» **WORK TO BE COMPLETED**:
Transcribe the entries that follow exactly as they appear, minus pictures.

## Begin MATERIAL FOR THIS EXERCISE

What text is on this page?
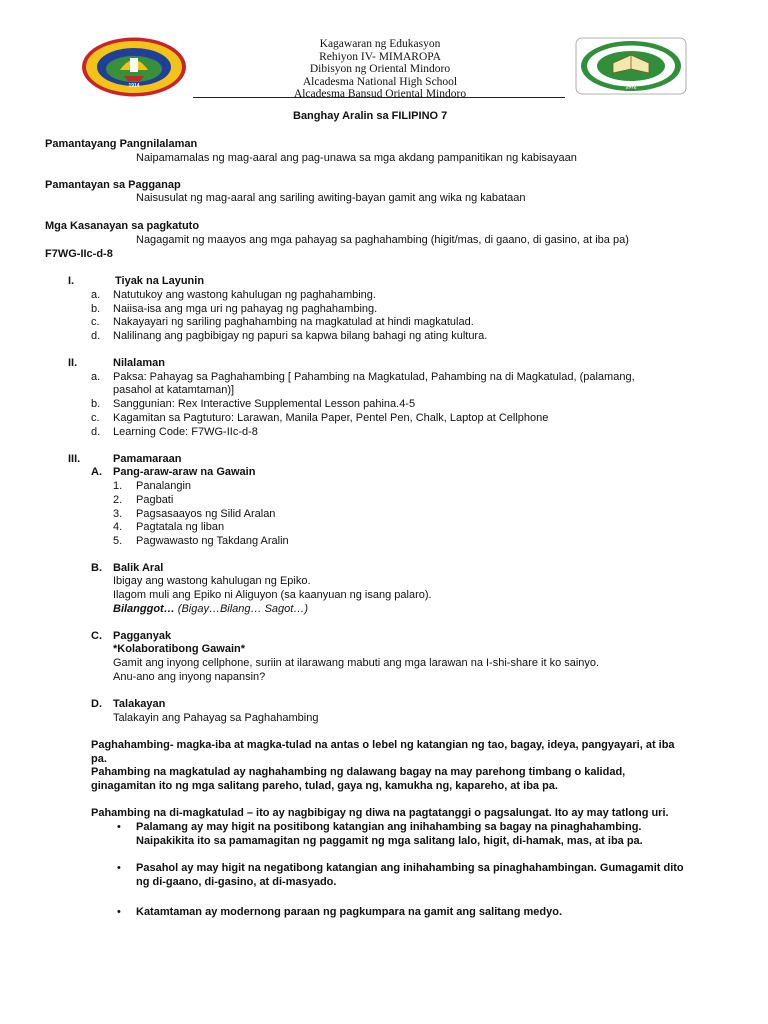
1914	1972
Kagawaran ng Edukasyon
Rehiyon IV- MIMAROPA
Dibisyon ng Oriental Mindoro
Alcadesma National High School
Alcadesma Bansud Oriental Mindoro
Banghay Aralin sa FILIPINO 7
Pamantayang Pangnilalaman
Naipamamalas ng mag-aaral ang pag-unawa sa mga akdang pampanitikan ng kabisayaan
Pamantayan sa Pagganap
Naisusulat ng mag-aaral ang sariling awiting-bayan gamit ang wika ng kabataan
Mga Kasanayan sa pagkatuto
Nagagamit ng maayos ang mga pahayag sa paghahambing (higit/mas, di gaano, di gasino, at iba pa)
F7WG-IIc-d-8
I.	Tiyak na Layunin
a. Natutukoy ang wastong kahulugan ng paghahambing.
b. Naiisa-isa ang mga uri ng pahayag ng paghahambing.
c. Nakayayari ng sariling paghahambing na magkatulad at hindi magkatulad.
d. Nalilinang ang pagbibigay ng papuri sa kapwa bilang bahagi ng ating kultura.
II.	Nilalaman
a. Paksa: Pahayag sa Paghahambing [ Pahambing na Magkatulad, Pahambing na di Magkatulad, (palamang,
pasahol at katamtaman)]
b. Sanggunian: Rex Interactive Supplemental Lesson pahina.4-5
c. Kagamitan sa Pagtuturo: Larawan, Manila Paper, Pentel Pen, Chalk, Laptop at Cellphone
d. Learning Code: F7WG-IIc-d-8
III.	Pamamaraan
A. Pang-araw-araw na Gawain
1. Panalangin
2. Pagbati
3. Pagsasaayos ng Silid Aralan
4. Pagtatala ng liban
5. Pagwawasto ng Takdang Aralin
B. Balik Aral
Ibigay ang wastong kahulugan ng Epiko.
Ilagom muli ang Epiko ni Aliguyon (sa kaanyuan ng isang palaro).
Bilanggot… (Bigay…Bilang… Sagot…)
C. Pagganyak
*Kolaboratibong Gawain*
Gamit ang inyong cellphone, suriin at ilarawang mabuti ang mga larawan na I-shi-share it ko sainyo.
Anu-ano ang inyong napansin?
D. Talakayan
Talakayin ang Pahayag sa Paghahambing
Paghahambing- magka-iba at magka-tulad na antas o lebel ng katangian ng tao, bagay, ideya, pangyayari, at iba
pa.
Pahambing na magkatulad ay naghahambing ng dalawang bagay na may parehong timbang o kalidad,
ginagamitan ito ng mga salitang pareho, tulad, gaya ng, kamukha ng, kapareho, at iba pa.
Pahambing na di-magkatulad – ito ay nagbibigay ng diwa na pagtatanggi o pagsalungat. Ito ay may tatlong uri.
• Palamang ay may higit na positibong katangian ang inihahambing sa bagay na pinaghahambing.
Naipakikita ito sa pamamagitan ng paggamit ng mga salitang lalo, higit, di-hamak, mas, at iba pa.
• Pasahol ay may higit na negatibong katangian ang inihahambing sa pinaghahambingan. Gumagamit dito
ng di-gaano, di-gasino, at di-masyado.
• Katamtaman ay modernong paraan ng pagkumpara na gamit ang salitang medyo.
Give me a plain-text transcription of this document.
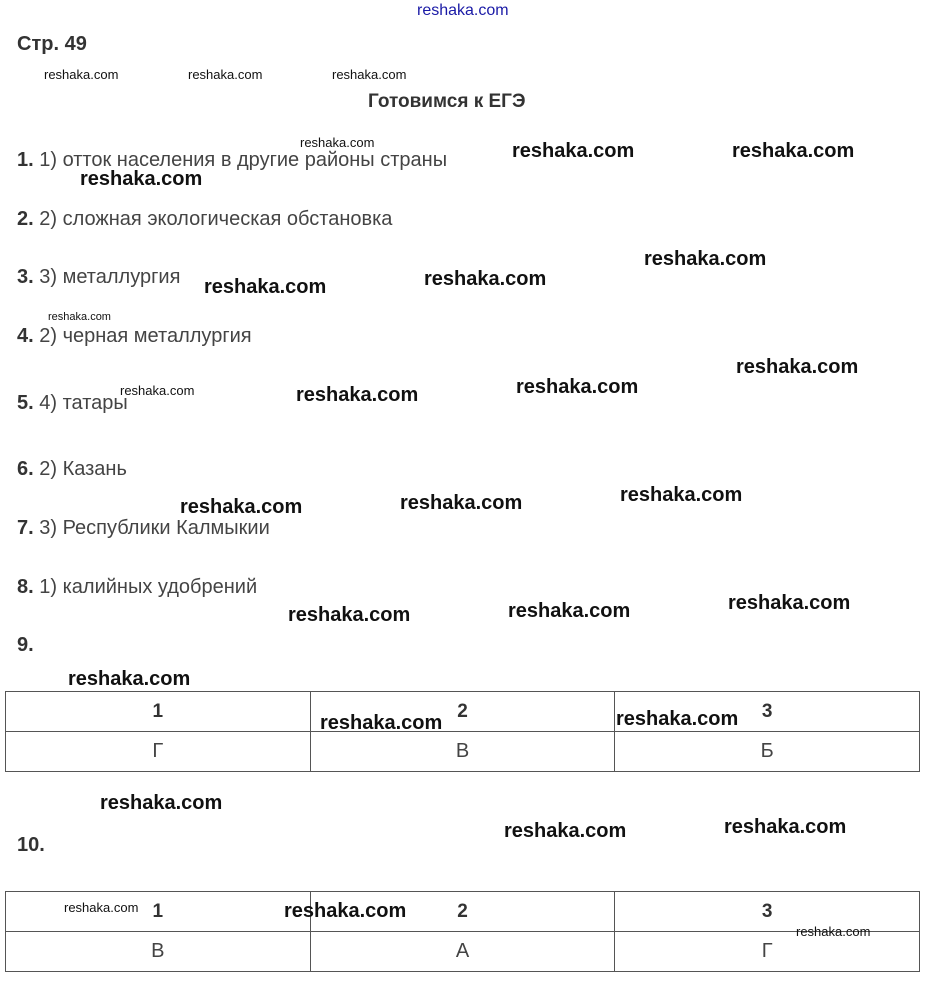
reshaka.com
Стр. 49
Готовимся к ЕГЭ
1. 1) отток населения в другие районы страны
2. 2) сложная экологическая обстановка
3. 3) металлургия
4. 2) черная металлургия
5. 4) татары
6. 2) Казань
7. 3) Республики Калмыкии
8. 1) калийных удобрений
9.
1	2	3
Г	В	Б
10.
1	2	3
В	А	Г
reshaka.com	reshaka.com	reshaka.com
reshaka.com
reshaka.com
reshaka.com
reshaka.com
reshaka.com
reshaka.com	reshaka.com
reshaka.com
reshaka.com
reshaka.com
reshaka.com
reshaka.com
reshaka.com
reshaka.com
reshaka.com
reshaka.com
reshaka.com
reshaka.com
reshaka.com
reshaka.com
reshaka.com
reshaka.com
reshaka.com
reshaka.com
reshaka.com
reshaka.com
reshaka.com
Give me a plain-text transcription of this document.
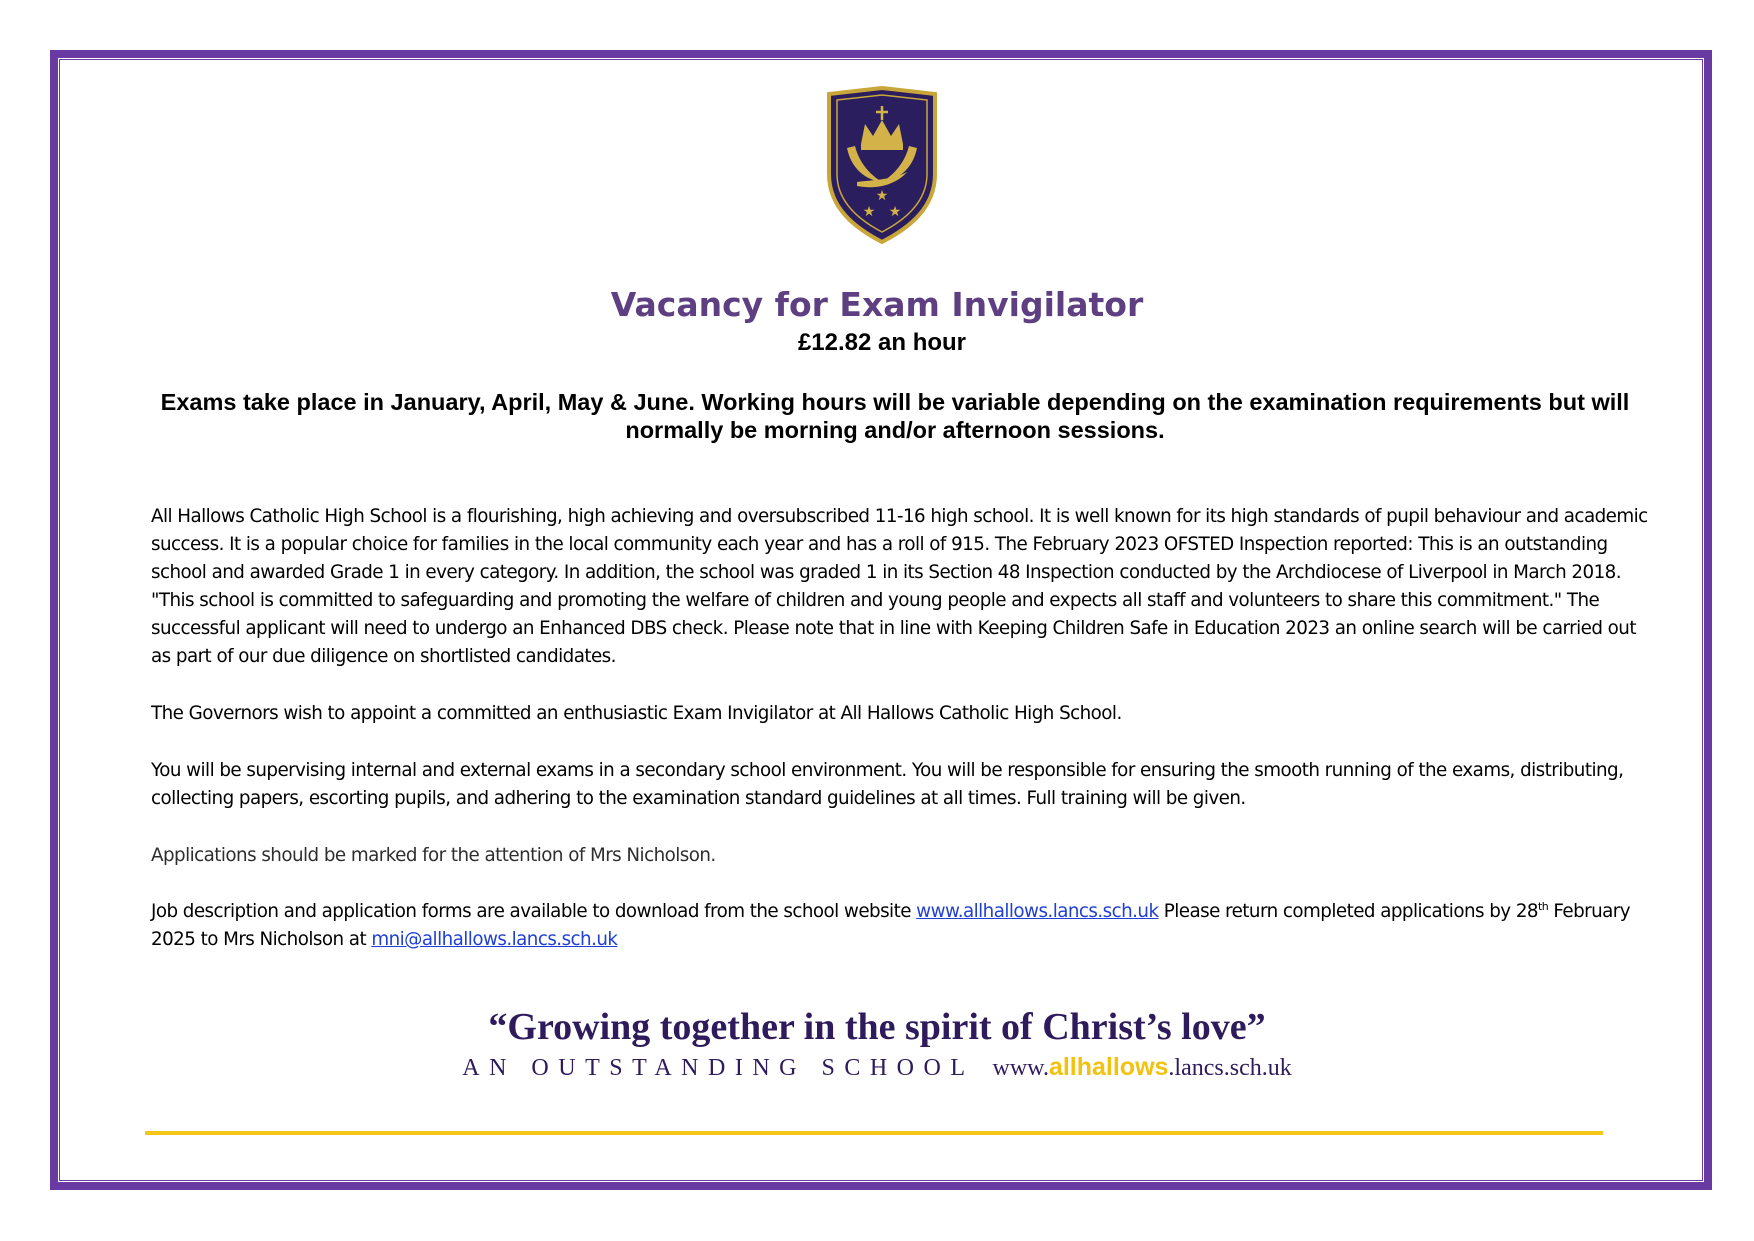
★
★ ★
Vacancy for Exam Invigilator
£12.82 an hour
Exams take place in January, April, May & June. Working hours will be variable depending on the examination requirements but will normally be morning and/or afternoon sessions.

All Hallows Catholic High School is a flourishing, high achieving and oversubscribed 11-16 high school. It is well known for its high standards of pupil behaviour and academic success. It is a popular choice for families in the local community each year and has a roll of 915. The February 2023 OFSTED Inspection reported: This is an outstanding school and awarded Grade 1 in every category. In addition, the school was graded 1 in its Section 48 Inspection conducted by the Archdiocese of Liverpool in March 2018. "This school is committed to safeguarding and promoting the welfare of children and young people and expects all staff and volunteers to share this commitment." The successful applicant will need to undergo an Enhanced DBS check. Please note that in line with Keeping Children Safe in Education 2023 an online search will be carried out as part of our due diligence on shortlisted candidates.

The Governors wish to appoint a committed an enthusiastic Exam Invigilator at All Hallows Catholic High School.

You will be supervising internal and external exams in a secondary school environment. You will be responsible for ensuring the smooth running of the exams, distributing, collecting papers, escorting pupils, and adhering to the examination standard guidelines at all times. Full training will be given.

Applications should be marked for the attention of Mrs Nicholson.

Job description and application forms are available to download from the school website www.allhallows.lancs.sch.uk Please return completed applications by 28th February 2025 to Mrs Nicholson at mni@allhallows.lancs.sch.uk

“Growing together in the spirit of Christ’s love”
AN OUTSTANDING SCHOOL www.allhallows.lancs.sch.uk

## End MATERIAL FOR THIS EXERCISE

» **CORRECT ANSWER**:
What text is on this page?
1914	1972
Kagawaran ng Edukasyon
Rehiyon IV- MIMAROPA
Dibisyon ng Oriental Mindoro
Alcadesma National High School
Alcadesma Bansud Oriental Mindoro
Banghay Aralin sa FILIPINO 7
Pamantayang Pangnilalaman
Naipamamalas ng mag-aaral ang pag-unawa sa mga akdang pampanitikan ng kabisayaan
Pamantayan sa Pagganap
Naisusulat ng mag-aaral ang sariling awiting-bayan gamit ang wika ng kabataan
Mga Kasanayan sa pagkatuto
Nagagamit ng maayos ang mga pahayag sa paghahambing (higit/mas, di gaano, di gasino, at iba pa)
F7WG-IIc-d-8
I.	Tiyak na Layunin
a. Natutukoy ang wastong kahulugan ng paghahambing.
b. Naiisa-isa ang mga uri ng pahayag ng paghahambing.
c. Nakayayari ng sariling paghahambing na magkatulad at hindi magkatulad.
d. Nalilinang ang pagbibigay ng papuri sa kapwa bilang bahagi ng ating kultura.
II.	Nilalaman
a. Paksa: Pahayag sa Paghahambing [ Pahambing na Magkatulad, Pahambing na di Magkatulad, (palamang,
pasahol at katamtaman)]
b. Sanggunian: Rex Interactive Supplemental Lesson pahina.4-5
c. Kagamitan sa Pagtuturo: Larawan, Manila Paper, Pentel Pen, Chalk, Laptop at Cellphone
d. Learning Code: F7WG-IIc-d-8
III.	Pamamaraan
A. Pang-araw-araw na Gawain
1. Panalangin
2. Pagbati
3. Pagsasaayos ng Silid Aralan
4. Pagtatala ng liban
5. Pagwawasto ng Takdang Aralin
B. Balik Aral
Ibigay ang wastong kahulugan ng Epiko.
Ilagom muli ang Epiko ni Aliguyon (sa kaanyuan ng isang palaro).
Bilanggot… (Bigay…Bilang… Sagot…)
C. Pagganyak
*Kolaboratibong Gawain*
Gamit ang inyong cellphone, suriin at ilarawang mabuti ang mga larawan na I-shi-share it ko sainyo.
Anu-ano ang inyong napansin?
D. Talakayan
Talakayin ang Pahayag sa Paghahambing
Paghahambing- magka-iba at magka-tulad na antas o lebel ng katangian ng tao, bagay, ideya, pangyayari, at iba
pa.
Pahambing na magkatulad ay naghahambing ng dalawang bagay na may parehong timbang o kalidad,
ginagamitan ito ng mga salitang pareho, tulad, gaya ng, kamukha ng, kapareho, at iba pa.
Pahambing na di-magkatulad – ito ay nagbibigay ng diwa na pagtatanggi o pagsalungat. Ito ay may tatlong uri.
• Palamang ay may higit na positibong katangian ang inihahambing sa bagay na pinaghahambing.
Naipakikita ito sa pamamagitan ng paggamit ng mga salitang lalo, higit, di-hamak, mas, at iba pa.
• Pasahol ay may higit na negatibong katangian ang inihahambing sa pinaghahambingan. Gumagamit dito
ng di-gaano, di-gasino, at di-masyado.
• Katamtaman ay modernong paraan ng pagkumpara na gamit ang salitang medyo.
Give me a plain-text transcription of this document.
reshaka.com
Стр. 49
Готовимся к ЕГЭ
1. 1) отток населения в другие районы страны
2. 2) сложная экологическая обстановка
3. 3) металлургия
4. 2) черная металлургия
5. 4) татары
6. 2) Казань
7. 3) Республики Калмыкии
8. 1) калийных удобрений
9.
1	2	3
Г	В	Б
10.
1	2	3
В	А	Г
reshaka.com	reshaka.com	reshaka.com
reshaka.com
reshaka.com
reshaka.com
reshaka.com
reshaka.com
reshaka.com	reshaka.com
reshaka.com
reshaka.com
reshaka.com
reshaka.com
reshaka.com
reshaka.com
reshaka.com
reshaka.com
reshaka.com
reshaka.com
reshaka.com
reshaka.com
reshaka.com
reshaka.com
reshaka.com
reshaka.com
reshaka.com
reshaka.com
reshaka.com
reshaka.com
Give me a plain-text transcription of this document.
★
★ ★
Vacancy for Exam Invigilator
£12.82 an hour
Exams take place in January, April, May & June. Working hours will be variable depending on the examination requirements but will normally be morning and/or afternoon sessions.

All Hallows Catholic High School is a flourishing, high achieving and oversubscribed 11-16 high school. It is well known for its high standards of pupil behaviour and academic success. It is a popular choice for families in the local community each year and has a roll of 915. The February 2023 OFSTED Inspection reported: This is an outstanding school and awarded Grade 1 in every category. In addition, the school was graded 1 in its Section 48 Inspection conducted by the Archdiocese of Liverpool in March 2018. "This school is committed to safeguarding and promoting the welfare of children and young people and expects all staff and volunteers to share this commitment." The successful applicant will need to undergo an Enhanced DBS check. Please note that in line with Keeping Children Safe in Education 2023 an online search will be carried out as part of our due diligence on shortlisted candidates.

The Governors wish to appoint a committed an enthusiastic Exam Invigilator at All Hallows Catholic High School.

You will be supervising internal and external exams in a secondary school environment. You will be responsible for ensuring the smooth running of the exams, distributing, collecting papers, escorting pupils, and adhering to the examination standard guidelines at all times. Full training will be given.

Applications should be marked for the attention of Mrs Nicholson.

Job description and application forms are available to download from the school website www.allhallows.lancs.sch.uk Please return completed applications by 28th February 2025 to Mrs Nicholson at mni@allhallows.lancs.sch.uk

“Growing together in the spirit of Christ’s love”
AN OUTSTANDING SCHOOL www.allhallows.lancs.sch.uk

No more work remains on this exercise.